Extracted records
------------------------
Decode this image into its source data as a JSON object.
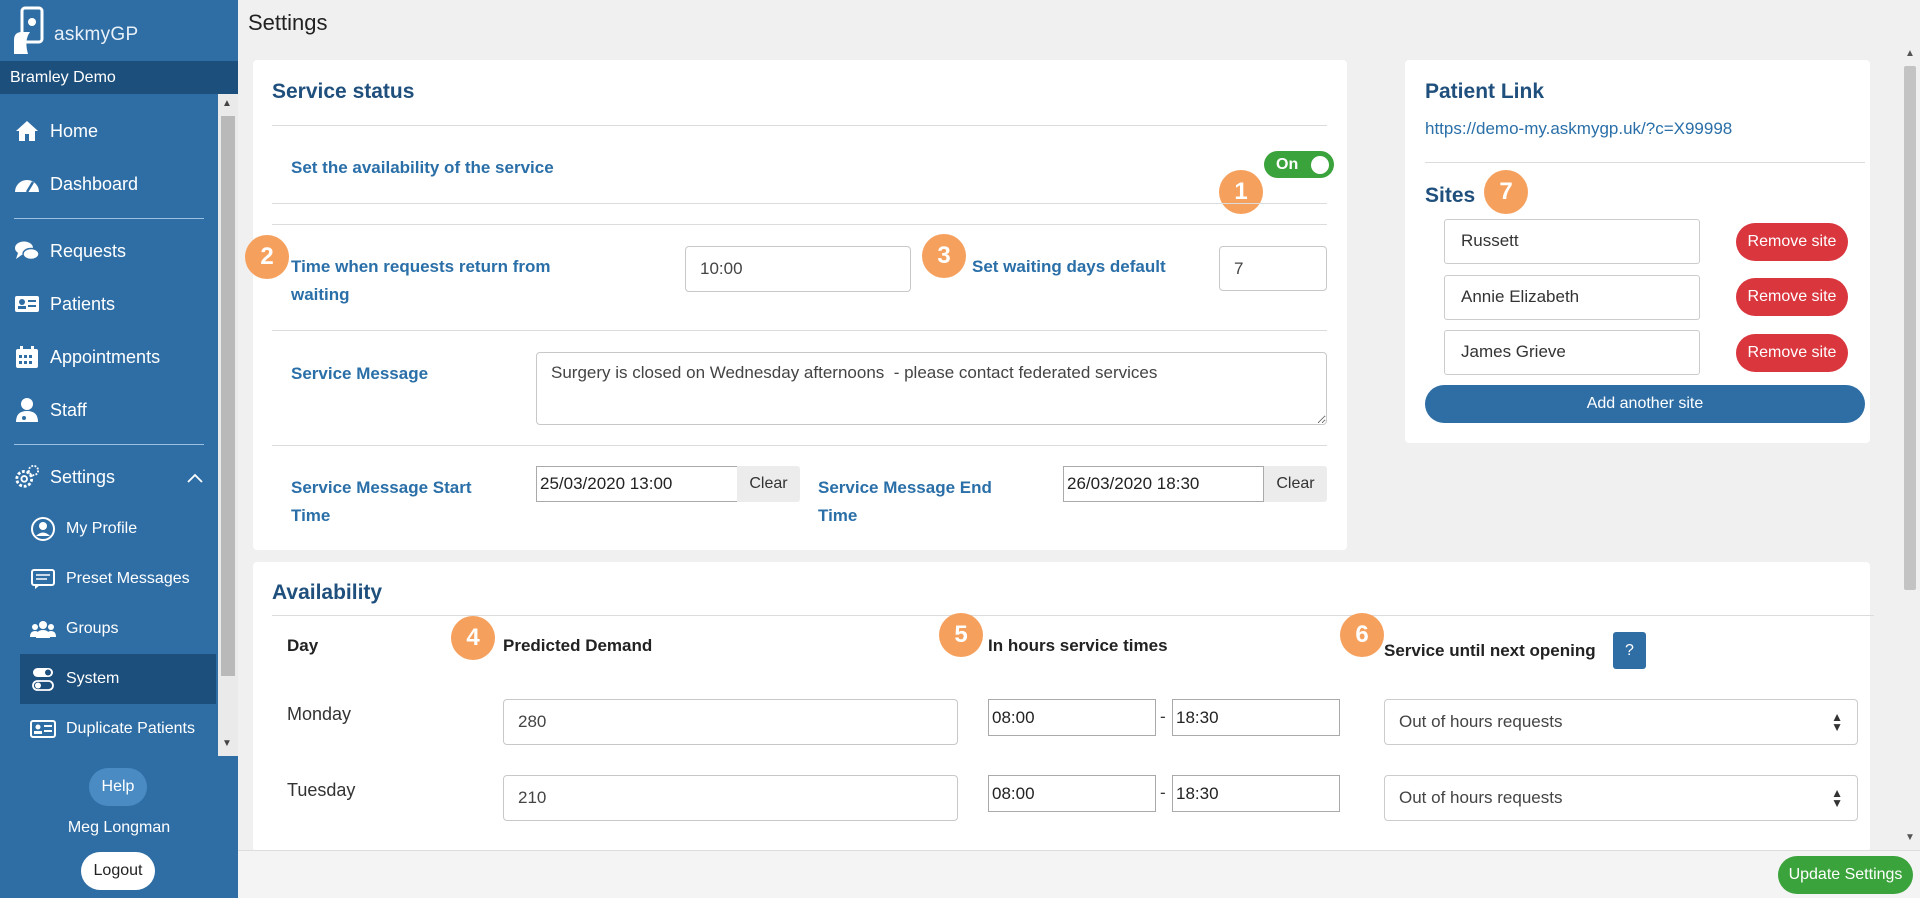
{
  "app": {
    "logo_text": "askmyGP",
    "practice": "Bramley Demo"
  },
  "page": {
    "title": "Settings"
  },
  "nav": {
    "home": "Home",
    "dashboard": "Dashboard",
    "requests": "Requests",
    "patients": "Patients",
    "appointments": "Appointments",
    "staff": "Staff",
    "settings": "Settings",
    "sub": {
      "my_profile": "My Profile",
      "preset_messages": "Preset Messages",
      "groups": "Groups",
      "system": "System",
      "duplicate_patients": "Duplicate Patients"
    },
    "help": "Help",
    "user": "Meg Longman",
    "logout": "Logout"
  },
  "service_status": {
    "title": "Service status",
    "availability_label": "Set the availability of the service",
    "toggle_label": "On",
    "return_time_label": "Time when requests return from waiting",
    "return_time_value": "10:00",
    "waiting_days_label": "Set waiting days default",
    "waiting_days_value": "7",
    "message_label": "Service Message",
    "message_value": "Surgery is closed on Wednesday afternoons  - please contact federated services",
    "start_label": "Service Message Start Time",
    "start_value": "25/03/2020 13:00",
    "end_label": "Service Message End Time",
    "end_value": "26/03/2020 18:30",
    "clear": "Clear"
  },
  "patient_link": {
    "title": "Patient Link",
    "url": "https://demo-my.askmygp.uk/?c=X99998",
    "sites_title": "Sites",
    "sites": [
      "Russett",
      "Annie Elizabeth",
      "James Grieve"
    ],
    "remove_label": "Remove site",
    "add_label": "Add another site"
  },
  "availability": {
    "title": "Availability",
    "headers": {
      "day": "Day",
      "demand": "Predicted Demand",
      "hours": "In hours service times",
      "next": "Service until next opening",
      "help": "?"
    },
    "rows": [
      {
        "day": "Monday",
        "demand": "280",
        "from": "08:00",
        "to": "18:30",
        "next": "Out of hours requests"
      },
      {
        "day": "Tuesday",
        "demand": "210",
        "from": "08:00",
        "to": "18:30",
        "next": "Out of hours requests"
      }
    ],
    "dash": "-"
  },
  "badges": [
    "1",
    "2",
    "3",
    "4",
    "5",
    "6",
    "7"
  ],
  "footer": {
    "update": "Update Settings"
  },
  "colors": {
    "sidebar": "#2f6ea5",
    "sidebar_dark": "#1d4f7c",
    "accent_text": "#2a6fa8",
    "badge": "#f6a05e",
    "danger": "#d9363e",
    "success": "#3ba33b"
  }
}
------------------------
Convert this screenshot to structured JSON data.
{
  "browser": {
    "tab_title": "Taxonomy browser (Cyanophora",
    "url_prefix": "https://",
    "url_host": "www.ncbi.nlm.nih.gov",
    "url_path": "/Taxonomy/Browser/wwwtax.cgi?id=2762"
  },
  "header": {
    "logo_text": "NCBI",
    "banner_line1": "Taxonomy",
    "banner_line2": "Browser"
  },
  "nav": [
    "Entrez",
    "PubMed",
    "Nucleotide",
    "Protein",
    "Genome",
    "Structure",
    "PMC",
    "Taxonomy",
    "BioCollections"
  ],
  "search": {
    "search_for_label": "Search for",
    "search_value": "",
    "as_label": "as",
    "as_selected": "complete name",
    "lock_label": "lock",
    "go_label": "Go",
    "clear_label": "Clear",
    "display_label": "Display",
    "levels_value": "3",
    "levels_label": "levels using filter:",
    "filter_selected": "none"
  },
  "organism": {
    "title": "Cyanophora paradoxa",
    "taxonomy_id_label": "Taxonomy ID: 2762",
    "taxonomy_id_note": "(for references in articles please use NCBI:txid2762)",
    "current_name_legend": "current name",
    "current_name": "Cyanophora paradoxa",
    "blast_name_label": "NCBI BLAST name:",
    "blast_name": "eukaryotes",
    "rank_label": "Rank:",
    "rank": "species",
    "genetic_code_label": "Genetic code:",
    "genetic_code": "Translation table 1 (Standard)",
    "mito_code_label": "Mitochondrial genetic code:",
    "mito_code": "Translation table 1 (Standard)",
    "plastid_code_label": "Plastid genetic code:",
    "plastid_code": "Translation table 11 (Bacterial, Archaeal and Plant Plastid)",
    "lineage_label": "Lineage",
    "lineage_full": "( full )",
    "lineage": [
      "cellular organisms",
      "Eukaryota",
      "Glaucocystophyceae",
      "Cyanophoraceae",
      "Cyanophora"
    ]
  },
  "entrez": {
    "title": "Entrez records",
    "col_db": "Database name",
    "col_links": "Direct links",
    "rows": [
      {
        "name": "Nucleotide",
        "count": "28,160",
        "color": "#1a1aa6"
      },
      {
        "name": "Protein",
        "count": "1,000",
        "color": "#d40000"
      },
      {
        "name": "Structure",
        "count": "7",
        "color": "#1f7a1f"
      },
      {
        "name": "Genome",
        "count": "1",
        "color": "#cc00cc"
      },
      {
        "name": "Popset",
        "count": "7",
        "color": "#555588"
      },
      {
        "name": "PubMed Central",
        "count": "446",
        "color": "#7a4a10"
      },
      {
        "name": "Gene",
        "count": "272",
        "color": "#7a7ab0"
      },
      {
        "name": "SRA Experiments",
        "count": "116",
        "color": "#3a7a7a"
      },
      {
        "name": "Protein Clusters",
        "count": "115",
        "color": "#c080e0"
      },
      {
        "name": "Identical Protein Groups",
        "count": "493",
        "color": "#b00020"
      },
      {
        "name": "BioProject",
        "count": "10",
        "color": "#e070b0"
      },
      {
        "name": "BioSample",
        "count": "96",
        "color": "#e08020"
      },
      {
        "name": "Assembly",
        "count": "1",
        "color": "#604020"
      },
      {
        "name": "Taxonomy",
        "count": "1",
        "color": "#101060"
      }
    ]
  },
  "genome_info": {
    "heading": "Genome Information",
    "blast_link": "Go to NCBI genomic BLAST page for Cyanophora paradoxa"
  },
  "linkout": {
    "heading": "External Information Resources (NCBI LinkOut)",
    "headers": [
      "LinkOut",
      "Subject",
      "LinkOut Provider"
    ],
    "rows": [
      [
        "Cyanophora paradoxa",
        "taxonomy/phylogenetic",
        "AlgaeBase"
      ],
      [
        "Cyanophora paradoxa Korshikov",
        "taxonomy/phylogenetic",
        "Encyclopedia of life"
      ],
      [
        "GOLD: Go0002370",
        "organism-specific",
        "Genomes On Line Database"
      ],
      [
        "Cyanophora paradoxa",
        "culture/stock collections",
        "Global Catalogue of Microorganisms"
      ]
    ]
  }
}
------------------------
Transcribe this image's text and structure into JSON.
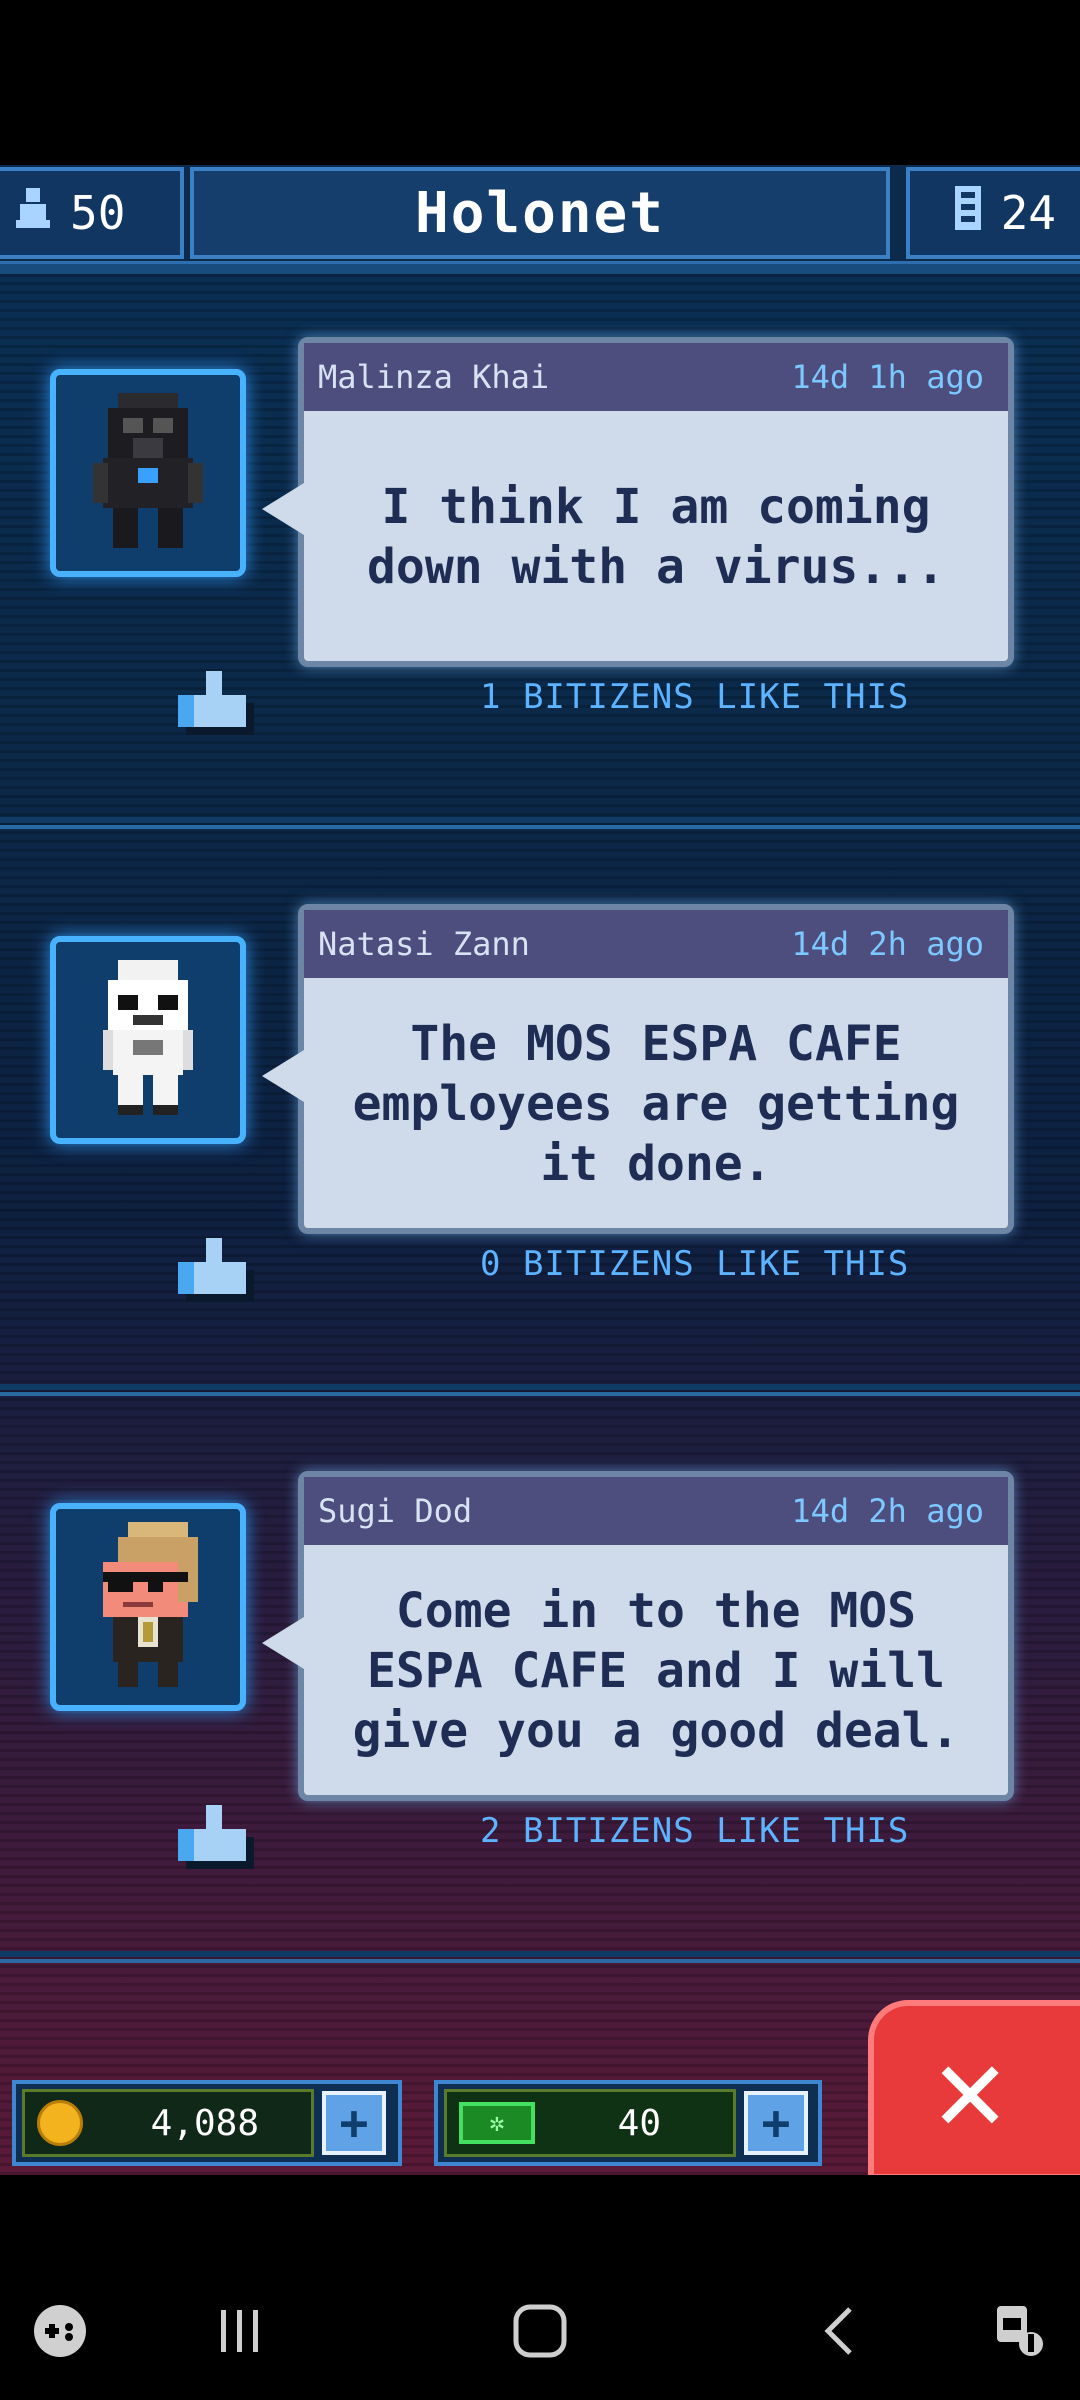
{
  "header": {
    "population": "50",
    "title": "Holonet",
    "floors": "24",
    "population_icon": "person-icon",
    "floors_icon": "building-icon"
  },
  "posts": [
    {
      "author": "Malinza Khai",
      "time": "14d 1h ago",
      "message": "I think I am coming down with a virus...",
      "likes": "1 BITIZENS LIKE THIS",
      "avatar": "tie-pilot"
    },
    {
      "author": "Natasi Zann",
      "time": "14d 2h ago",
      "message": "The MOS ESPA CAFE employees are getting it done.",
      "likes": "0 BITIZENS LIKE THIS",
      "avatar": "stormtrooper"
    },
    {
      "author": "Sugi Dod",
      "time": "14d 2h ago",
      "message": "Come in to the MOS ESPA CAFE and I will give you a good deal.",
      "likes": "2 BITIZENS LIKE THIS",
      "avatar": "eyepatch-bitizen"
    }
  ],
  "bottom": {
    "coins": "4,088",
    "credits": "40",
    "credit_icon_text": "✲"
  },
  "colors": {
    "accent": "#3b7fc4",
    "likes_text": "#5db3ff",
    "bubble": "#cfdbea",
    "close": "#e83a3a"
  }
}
------------------------
Required work:
Your job is to return all lines above that hold the word "Standard".

Response:
    "genetic_code": "Translation table 1 (Standard)",
    "mito_code": "Translation table 1 (Standard)",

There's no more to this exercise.